DATA PROVIDED:
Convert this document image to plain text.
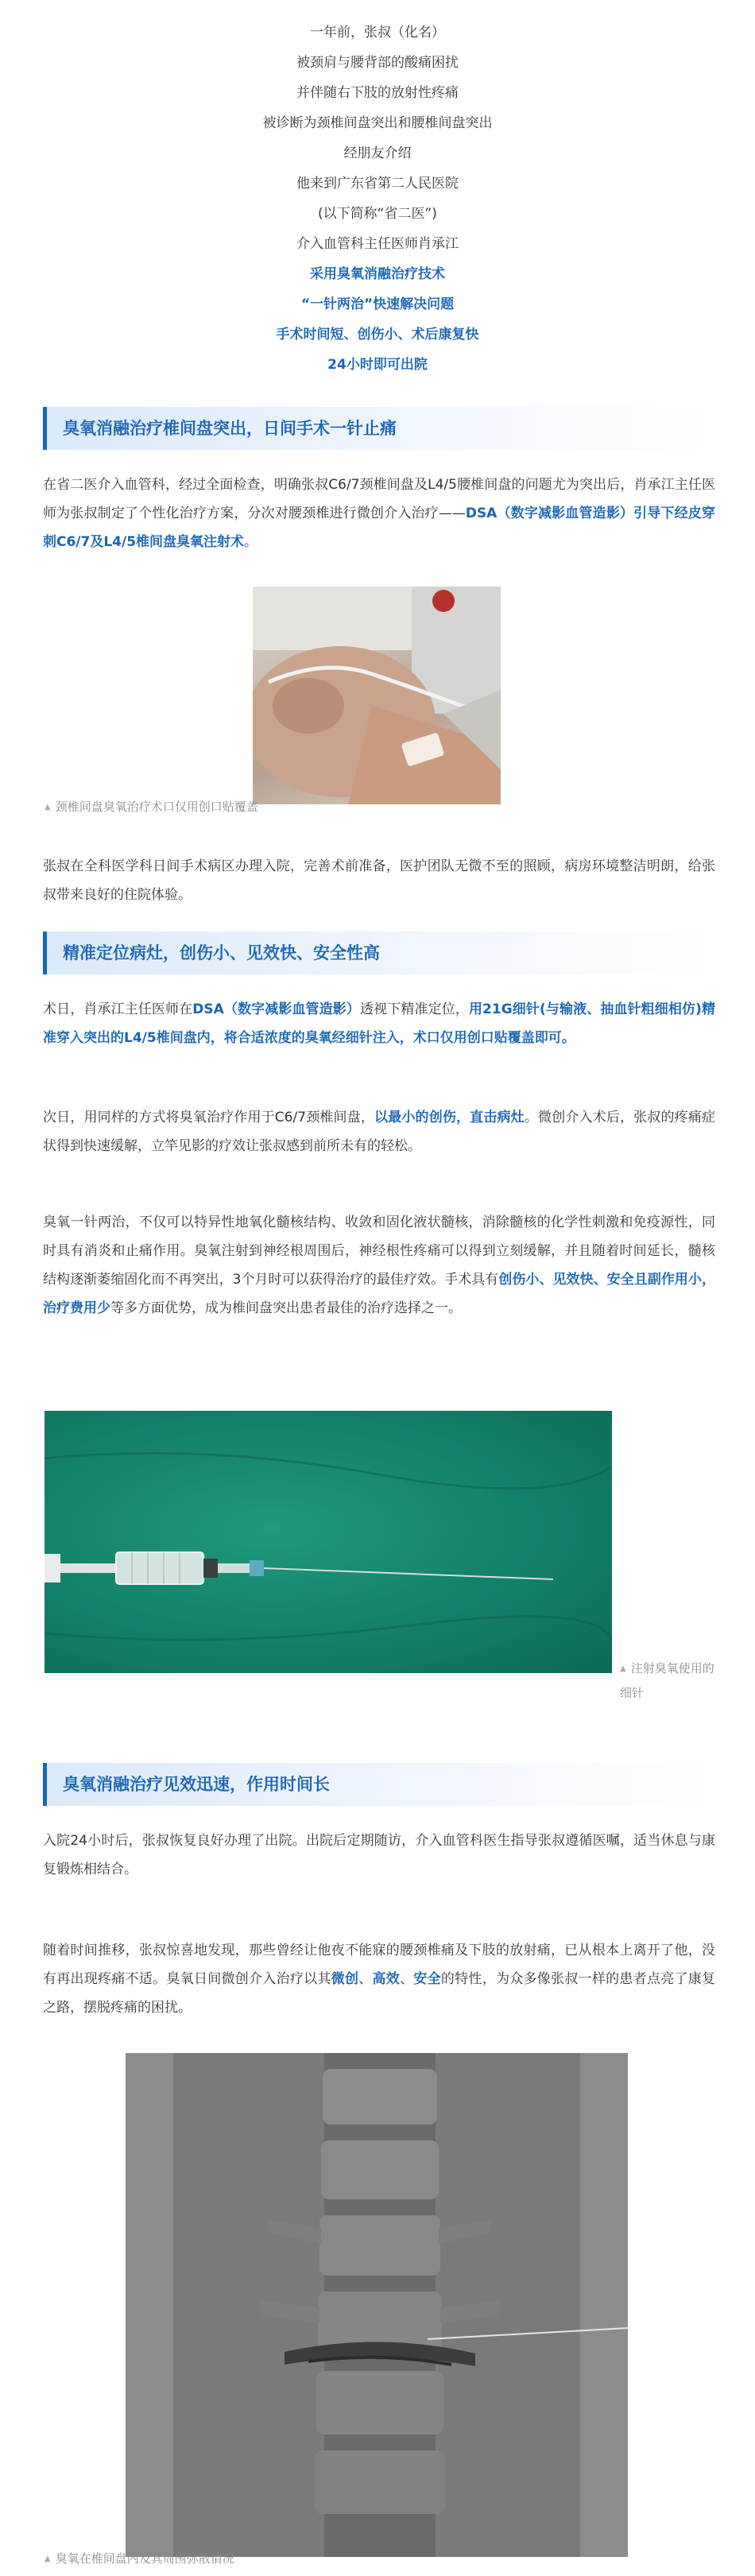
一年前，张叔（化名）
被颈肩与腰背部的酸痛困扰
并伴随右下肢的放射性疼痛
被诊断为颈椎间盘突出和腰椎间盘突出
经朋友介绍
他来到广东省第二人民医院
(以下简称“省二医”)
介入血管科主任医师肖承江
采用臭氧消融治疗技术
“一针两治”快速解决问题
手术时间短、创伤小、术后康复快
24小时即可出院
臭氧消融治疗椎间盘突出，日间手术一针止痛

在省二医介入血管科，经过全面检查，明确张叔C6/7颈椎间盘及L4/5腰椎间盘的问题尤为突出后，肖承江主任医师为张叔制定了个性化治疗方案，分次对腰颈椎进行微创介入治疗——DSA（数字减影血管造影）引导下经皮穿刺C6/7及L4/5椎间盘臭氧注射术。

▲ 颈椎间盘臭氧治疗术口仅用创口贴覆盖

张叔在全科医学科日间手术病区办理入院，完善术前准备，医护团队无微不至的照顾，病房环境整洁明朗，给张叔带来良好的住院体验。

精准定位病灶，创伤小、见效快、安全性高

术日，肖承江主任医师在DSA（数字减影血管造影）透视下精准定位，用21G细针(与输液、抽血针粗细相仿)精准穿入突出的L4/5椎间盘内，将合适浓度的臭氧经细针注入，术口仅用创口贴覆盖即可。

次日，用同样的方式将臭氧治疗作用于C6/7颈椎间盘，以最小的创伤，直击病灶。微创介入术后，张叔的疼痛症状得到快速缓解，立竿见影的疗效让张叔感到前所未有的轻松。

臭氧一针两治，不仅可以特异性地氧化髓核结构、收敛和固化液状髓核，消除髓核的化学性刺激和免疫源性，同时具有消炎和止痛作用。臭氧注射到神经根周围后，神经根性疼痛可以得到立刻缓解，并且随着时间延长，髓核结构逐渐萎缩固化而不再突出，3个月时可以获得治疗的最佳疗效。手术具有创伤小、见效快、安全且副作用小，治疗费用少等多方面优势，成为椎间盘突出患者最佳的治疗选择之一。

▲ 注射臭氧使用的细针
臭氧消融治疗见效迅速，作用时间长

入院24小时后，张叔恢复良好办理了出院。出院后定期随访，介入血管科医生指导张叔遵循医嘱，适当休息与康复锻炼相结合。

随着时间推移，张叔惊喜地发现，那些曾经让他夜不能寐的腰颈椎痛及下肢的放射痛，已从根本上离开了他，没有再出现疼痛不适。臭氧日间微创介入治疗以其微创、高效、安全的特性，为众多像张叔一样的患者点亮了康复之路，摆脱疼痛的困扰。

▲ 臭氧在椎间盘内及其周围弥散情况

* * *

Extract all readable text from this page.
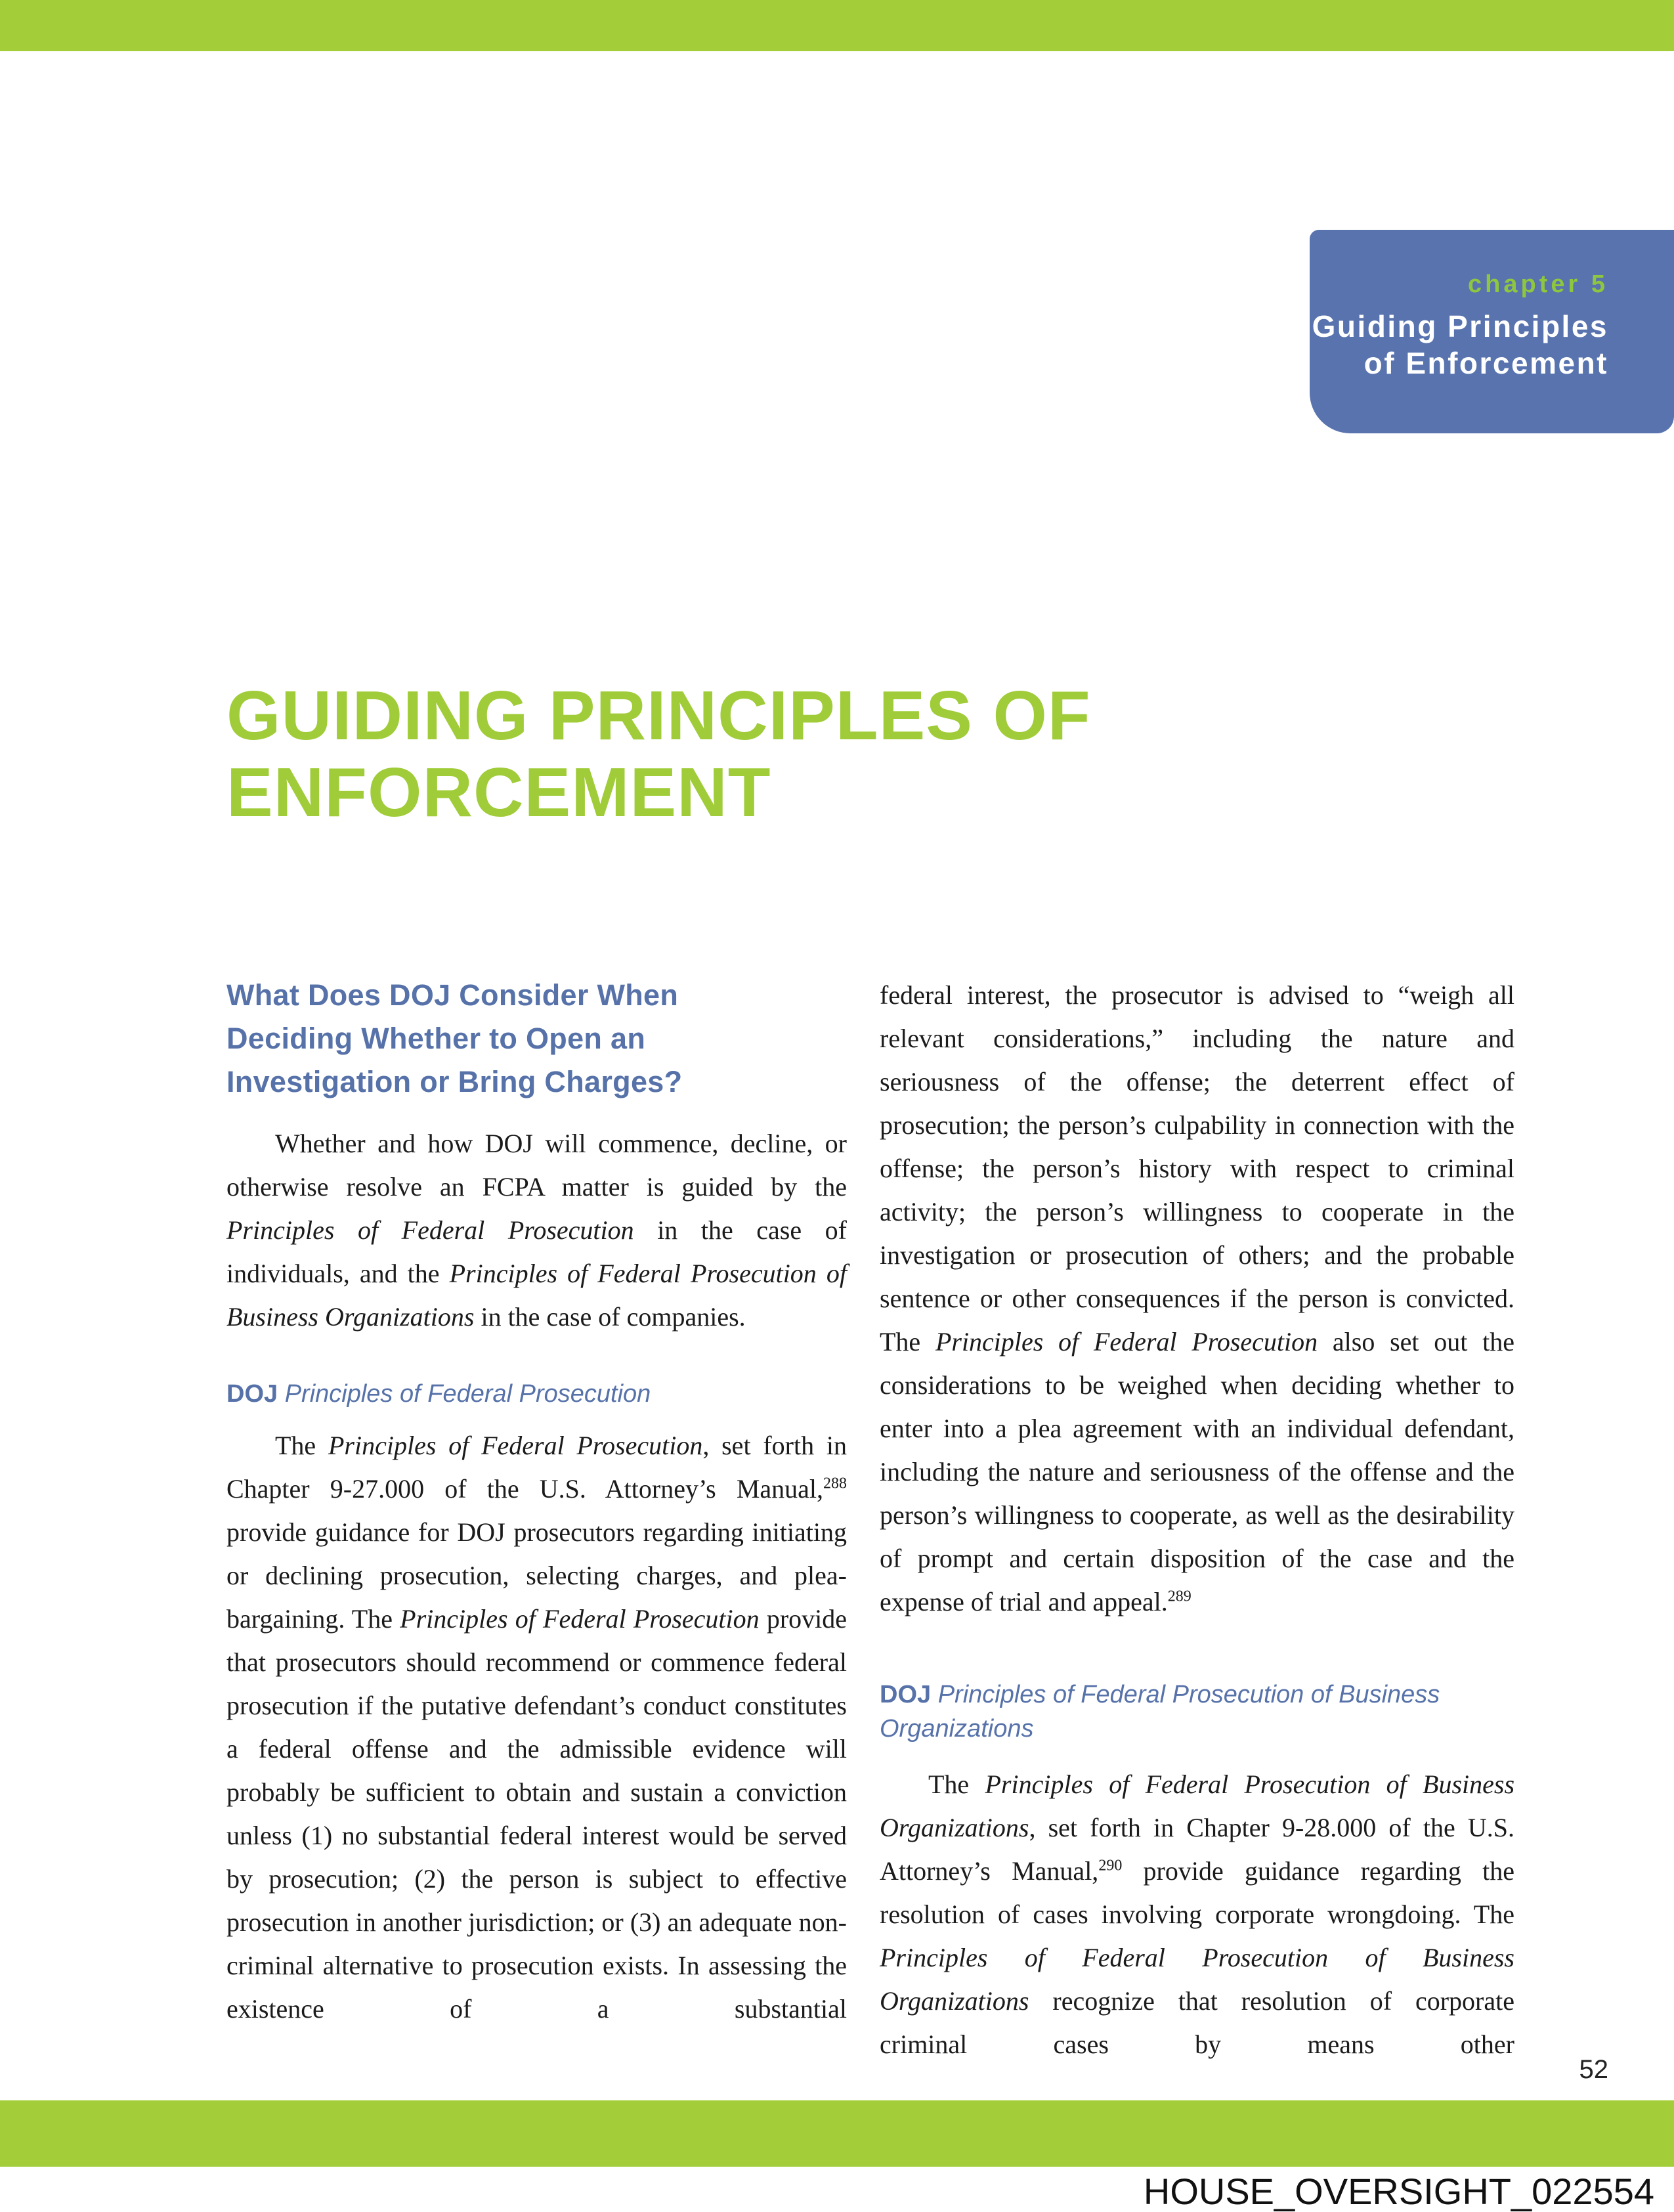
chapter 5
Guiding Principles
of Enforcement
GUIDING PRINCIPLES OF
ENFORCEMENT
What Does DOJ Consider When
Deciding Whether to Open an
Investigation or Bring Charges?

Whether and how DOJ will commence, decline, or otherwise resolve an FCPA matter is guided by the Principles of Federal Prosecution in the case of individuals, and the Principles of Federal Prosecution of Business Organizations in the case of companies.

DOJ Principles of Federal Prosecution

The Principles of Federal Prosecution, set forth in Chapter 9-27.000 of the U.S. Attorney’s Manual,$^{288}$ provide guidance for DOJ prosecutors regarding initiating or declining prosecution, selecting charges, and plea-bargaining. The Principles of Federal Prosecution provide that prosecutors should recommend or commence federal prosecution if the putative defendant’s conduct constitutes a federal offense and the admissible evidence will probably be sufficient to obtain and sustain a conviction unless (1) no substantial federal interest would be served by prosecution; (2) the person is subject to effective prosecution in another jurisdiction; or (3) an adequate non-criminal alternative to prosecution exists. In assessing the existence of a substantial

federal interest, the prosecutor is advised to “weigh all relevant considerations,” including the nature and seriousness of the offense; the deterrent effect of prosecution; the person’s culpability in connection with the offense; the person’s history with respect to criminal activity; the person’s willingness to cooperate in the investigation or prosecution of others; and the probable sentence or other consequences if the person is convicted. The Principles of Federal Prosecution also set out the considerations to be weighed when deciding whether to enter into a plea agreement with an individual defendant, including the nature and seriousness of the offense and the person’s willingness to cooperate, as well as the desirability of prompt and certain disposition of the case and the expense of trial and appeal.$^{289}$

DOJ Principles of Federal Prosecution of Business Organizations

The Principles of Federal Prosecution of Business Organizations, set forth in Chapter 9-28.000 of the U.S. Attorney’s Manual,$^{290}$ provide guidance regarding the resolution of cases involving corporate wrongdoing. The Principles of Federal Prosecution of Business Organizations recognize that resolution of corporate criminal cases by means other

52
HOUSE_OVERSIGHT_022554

SET TASK:
Return every line from the records above that holds the word "数字减影血管造影".

ANSWER TO THE EXERCISE:
在省二医介入血管科，经过全面检查，明确张叔C6/7颈椎间盘及L4/5腰椎间盘的问题尤为突出后，肖承江主任医师为张叔制定了个性化治疗方案，分次对腰颈椎进行微创介入治疗——DSA（数字减影血管造影）引导下经皮穿刺C6/7及L4/5椎间盘臭氧注射术。
术日，肖承江主任医师在DSA（数字减影血管造影）透视下精准定位，用21G细针(与输液、抽血针粗细相仿)精准穿入突出的L4/5椎间盘内，将合适浓度的臭氧经细针注入，术口仅用创口贴覆盖即可。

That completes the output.